WRITTEN TASK: Reproduce the lines from the line with "Where is each" to the line with "- x-tick-label: 15 %: [879, 787, 965, 827]", substituting "category-name" for "category-label" and leaving everything else unchanged.

PROVIDED MATERIAL:
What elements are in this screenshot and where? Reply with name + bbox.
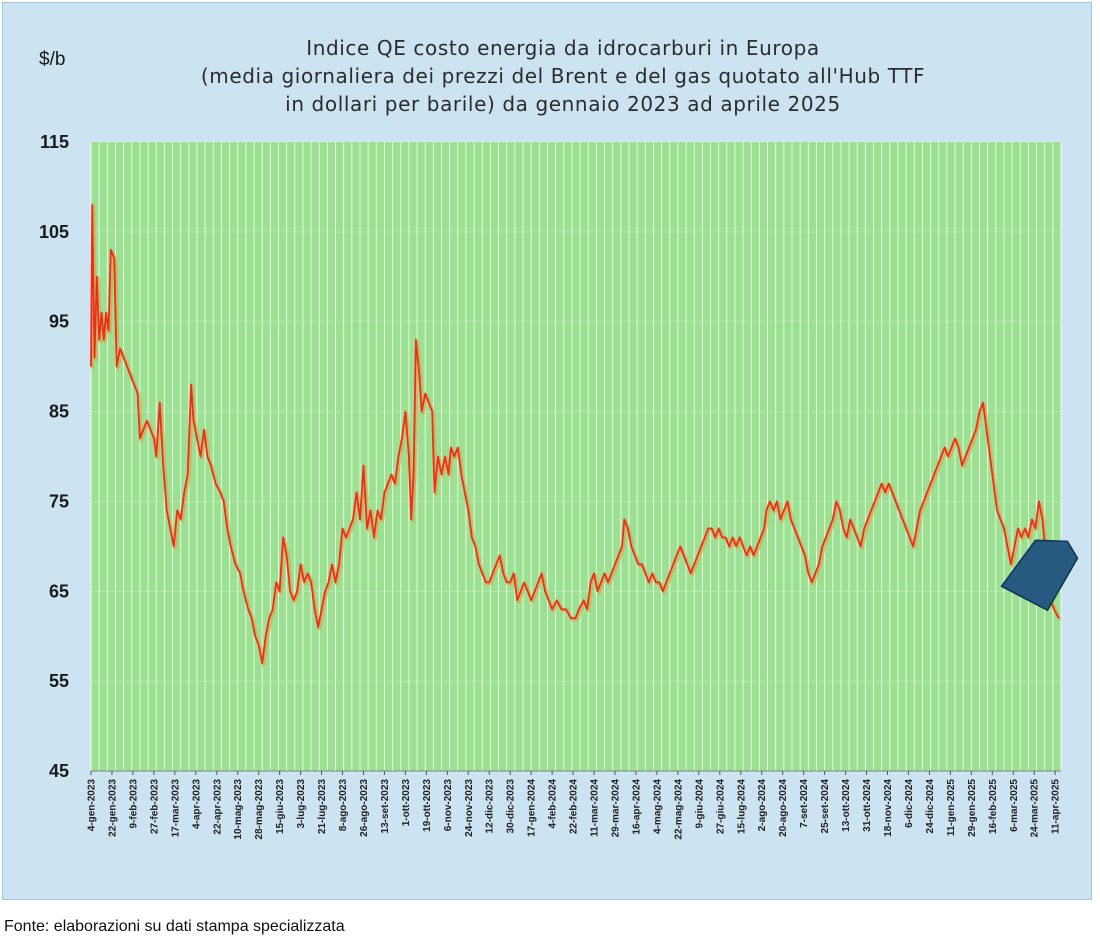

* * *

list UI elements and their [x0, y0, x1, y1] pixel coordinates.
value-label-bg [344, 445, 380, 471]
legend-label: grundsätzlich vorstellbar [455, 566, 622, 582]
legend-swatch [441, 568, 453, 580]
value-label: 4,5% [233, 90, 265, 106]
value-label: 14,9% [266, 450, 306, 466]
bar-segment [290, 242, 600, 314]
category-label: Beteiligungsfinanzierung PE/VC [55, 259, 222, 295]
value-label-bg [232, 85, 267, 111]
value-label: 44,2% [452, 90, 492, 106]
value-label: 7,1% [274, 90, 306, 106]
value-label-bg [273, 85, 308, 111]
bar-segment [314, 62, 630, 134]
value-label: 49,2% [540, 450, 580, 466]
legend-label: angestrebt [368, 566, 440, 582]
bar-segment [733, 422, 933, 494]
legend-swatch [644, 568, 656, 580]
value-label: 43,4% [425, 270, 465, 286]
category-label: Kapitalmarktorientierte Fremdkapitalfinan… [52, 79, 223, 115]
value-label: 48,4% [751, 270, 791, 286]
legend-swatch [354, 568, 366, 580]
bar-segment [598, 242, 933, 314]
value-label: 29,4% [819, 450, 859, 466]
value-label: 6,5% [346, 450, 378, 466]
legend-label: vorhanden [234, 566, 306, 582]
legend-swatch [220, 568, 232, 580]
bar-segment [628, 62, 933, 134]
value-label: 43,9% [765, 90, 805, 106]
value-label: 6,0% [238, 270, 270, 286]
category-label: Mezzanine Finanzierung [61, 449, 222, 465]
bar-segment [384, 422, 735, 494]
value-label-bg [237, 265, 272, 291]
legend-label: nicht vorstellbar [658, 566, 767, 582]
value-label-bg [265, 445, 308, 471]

--

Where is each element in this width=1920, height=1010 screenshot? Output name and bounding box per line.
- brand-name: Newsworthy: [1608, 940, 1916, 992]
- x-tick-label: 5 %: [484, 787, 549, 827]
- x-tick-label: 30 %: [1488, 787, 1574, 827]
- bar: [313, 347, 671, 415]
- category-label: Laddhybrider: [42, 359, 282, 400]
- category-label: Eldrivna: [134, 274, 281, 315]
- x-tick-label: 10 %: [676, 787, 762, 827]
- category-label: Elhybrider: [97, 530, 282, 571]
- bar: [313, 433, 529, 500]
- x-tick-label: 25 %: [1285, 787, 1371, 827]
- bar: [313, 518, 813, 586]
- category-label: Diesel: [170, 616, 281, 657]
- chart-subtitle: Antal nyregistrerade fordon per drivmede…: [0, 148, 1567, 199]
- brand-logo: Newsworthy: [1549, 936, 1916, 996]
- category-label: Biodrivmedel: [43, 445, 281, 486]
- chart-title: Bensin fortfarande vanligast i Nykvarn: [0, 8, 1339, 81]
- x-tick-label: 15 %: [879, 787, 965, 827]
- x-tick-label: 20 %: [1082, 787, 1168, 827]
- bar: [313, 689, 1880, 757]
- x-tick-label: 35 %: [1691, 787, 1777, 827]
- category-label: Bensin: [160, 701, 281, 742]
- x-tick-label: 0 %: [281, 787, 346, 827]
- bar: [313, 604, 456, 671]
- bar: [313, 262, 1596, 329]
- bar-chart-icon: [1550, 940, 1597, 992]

OUTPUT FOR THIS EXERCISE:
Where is each element in this width=1920, height=1010 screenshot? Output name and bounding box per line.
- brand-name: Newsworthy: [1608, 940, 1916, 992]
- x-tick-label: 5 %: [484, 787, 549, 827]
- x-tick-label: 30 %: [1488, 787, 1574, 827]
- bar: [313, 347, 671, 415]
- category-name: Laddhybrider: [42, 359, 282, 400]
- category-name: Eldrivna: [134, 274, 281, 315]
- x-tick-label: 10 %: [676, 787, 762, 827]
- category-name: Elhybrider: [97, 530, 282, 571]
- bar: [313, 433, 529, 500]
- x-tick-label: 25 %: [1285, 787, 1371, 827]
- bar: [313, 518, 813, 586]
- category-name: Diesel: [170, 616, 281, 657]
- chart-subtitle: Antal nyregistrerade fordon per drivmede…: [0, 148, 1567, 199]
- brand-logo: Newsworthy: [1549, 936, 1916, 996]
- category-name: Biodrivmedel: [43, 445, 281, 486]
- chart-title: Bensin fortfarande vanligast i Nykvarn: [0, 8, 1339, 81]
- x-tick-label: 15 %: [879, 787, 965, 827]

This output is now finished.